GIVEN TASK: Without the pictures, repeat the listing character for character.

DATA IN THIS EXERCISE:
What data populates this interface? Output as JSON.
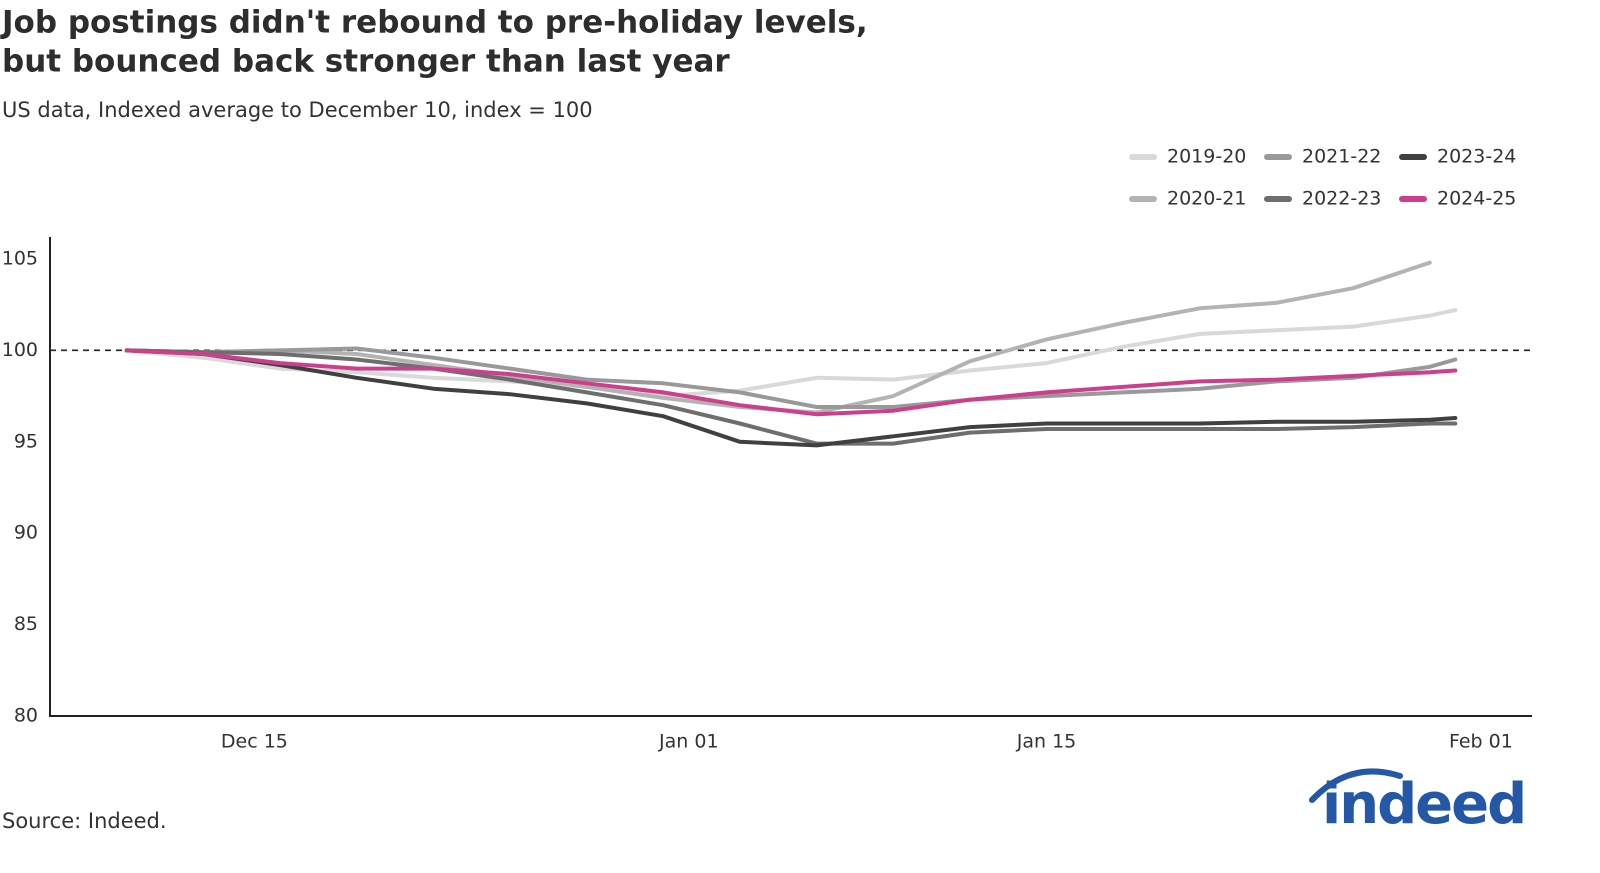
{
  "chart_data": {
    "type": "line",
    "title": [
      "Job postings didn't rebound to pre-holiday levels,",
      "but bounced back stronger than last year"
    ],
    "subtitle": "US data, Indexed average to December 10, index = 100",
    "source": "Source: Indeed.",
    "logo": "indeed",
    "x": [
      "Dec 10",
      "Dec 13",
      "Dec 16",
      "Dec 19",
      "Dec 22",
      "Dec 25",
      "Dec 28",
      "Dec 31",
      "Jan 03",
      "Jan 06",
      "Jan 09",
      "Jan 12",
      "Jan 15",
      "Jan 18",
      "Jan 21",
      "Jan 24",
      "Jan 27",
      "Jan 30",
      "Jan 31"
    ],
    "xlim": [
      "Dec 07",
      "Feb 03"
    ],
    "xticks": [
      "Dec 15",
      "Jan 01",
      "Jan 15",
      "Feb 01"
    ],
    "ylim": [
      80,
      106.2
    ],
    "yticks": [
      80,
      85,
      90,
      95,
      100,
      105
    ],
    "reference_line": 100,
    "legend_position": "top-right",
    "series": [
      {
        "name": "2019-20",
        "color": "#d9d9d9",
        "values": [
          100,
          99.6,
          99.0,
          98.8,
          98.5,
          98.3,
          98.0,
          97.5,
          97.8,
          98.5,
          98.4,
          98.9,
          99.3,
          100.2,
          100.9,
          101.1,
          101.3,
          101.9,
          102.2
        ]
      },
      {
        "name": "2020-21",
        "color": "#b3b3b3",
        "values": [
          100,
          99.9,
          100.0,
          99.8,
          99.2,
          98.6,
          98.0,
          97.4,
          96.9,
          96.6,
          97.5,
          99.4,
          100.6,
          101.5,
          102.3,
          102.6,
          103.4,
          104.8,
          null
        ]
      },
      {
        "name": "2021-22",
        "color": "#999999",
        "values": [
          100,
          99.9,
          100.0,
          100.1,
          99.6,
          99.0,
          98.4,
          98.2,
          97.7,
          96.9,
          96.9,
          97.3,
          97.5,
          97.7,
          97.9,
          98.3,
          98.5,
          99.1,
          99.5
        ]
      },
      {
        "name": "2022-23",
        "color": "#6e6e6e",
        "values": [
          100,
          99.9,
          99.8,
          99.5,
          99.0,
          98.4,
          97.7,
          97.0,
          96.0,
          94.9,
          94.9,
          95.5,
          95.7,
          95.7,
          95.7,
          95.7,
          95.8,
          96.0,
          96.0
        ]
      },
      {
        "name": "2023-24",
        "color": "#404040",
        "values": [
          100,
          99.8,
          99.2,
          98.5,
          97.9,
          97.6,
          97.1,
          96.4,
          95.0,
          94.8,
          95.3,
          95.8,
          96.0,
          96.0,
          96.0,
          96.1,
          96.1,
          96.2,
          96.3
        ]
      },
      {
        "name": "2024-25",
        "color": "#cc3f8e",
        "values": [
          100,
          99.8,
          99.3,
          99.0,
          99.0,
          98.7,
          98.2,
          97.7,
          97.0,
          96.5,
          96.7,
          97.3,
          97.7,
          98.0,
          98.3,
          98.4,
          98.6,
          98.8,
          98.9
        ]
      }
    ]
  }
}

RESPONSE TO THE EXERCISE:
What data populates this interface? Output as JSON.
{
  "chart_data": {
    "type": "line",
    "title": [
      "Job postings didn't rebound to pre-holiday levels,",
      "but bounced back stronger than last year"
    ],
    "subtitle": "US data, Indexed average to December 10, index = 100",
    "source": "Source: Indeed.",
    "logo": "indeed",
    "x": [
      "Dec 10",
      "Dec 13",
      "Dec 16",
      "Dec 19",
      "Dec 22",
      "Dec 25",
      "Dec 28",
      "Dec 31",
      "Jan 03",
      "Jan 06",
      "Jan 09",
      "Jan 12",
      "Jan 15",
      "Jan 18",
      "Jan 21",
      "Jan 24",
      "Jan 27",
      "Jan 30",
      "Jan 31"
    ],
    "xlim": [
      "Dec 07",
      "Feb 03"
    ],
    "xticks": [
      "Dec 15",
      "Jan 01",
      "Jan 15",
      "Feb 01"
    ],
    "ylim": [
      80,
      106.2
    ],
    "yticks": [
      80,
      85,
      90,
      95,
      100,
      105
    ],
    "reference_line": 100,
    "legend_position": "top-right",
    "series": [
      {
        "name": "2019-20",
        "color": "#d9d9d9",
        "values": [
          100,
          99.6,
          99.0,
          98.8,
          98.5,
          98.3,
          98.0,
          97.5,
          97.8,
          98.5,
          98.4,
          98.9,
          99.3,
          100.2,
          100.9,
          101.1,
          101.3,
          101.9,
          102.2
        ]
      },
      {
        "name": "2020-21",
        "color": "#b3b3b3",
        "values": [
          100,
          99.9,
          100.0,
          99.8,
          99.2,
          98.6,
          98.0,
          97.4,
          96.9,
          96.6,
          97.5,
          99.4,
          100.6,
          101.5,
          102.3,
          102.6,
          103.4,
          104.8,
          null
        ]
      },
      {
        "name": "2021-22",
        "color": "#999999",
        "values": [
          100,
          99.9,
          100.0,
          100.1,
          99.6,
          99.0,
          98.4,
          98.2,
          97.7,
          96.9,
          96.9,
          97.3,
          97.5,
          97.7,
          97.9,
          98.3,
          98.5,
          99.1,
          99.5
        ]
      },
      {
        "name": "2022-23",
        "color": "#6e6e6e",
        "values": [
          100,
          99.9,
          99.8,
          99.5,
          99.0,
          98.4,
          97.7,
          97.0,
          96.0,
          94.9,
          94.9,
          95.5,
          95.7,
          95.7,
          95.7,
          95.7,
          95.8,
          96.0,
          96.0
        ]
      },
      {
        "name": "2023-24",
        "color": "#404040",
        "values": [
          100,
          99.8,
          99.2,
          98.5,
          97.9,
          97.6,
          97.1,
          96.4,
          95.0,
          94.8,
          95.3,
          95.8,
          96.0,
          96.0,
          96.0,
          96.1,
          96.1,
          96.2,
          96.3
        ]
      },
      {
        "name": "2024-25",
        "color": "#cc3f8e",
        "values": [
          100,
          99.8,
          99.3,
          99.0,
          99.0,
          98.7,
          98.2,
          97.7,
          97.0,
          96.5,
          96.7,
          97.3,
          97.7,
          98.0,
          98.3,
          98.4,
          98.6,
          98.8,
          98.9
        ]
      }
    ]
  }
}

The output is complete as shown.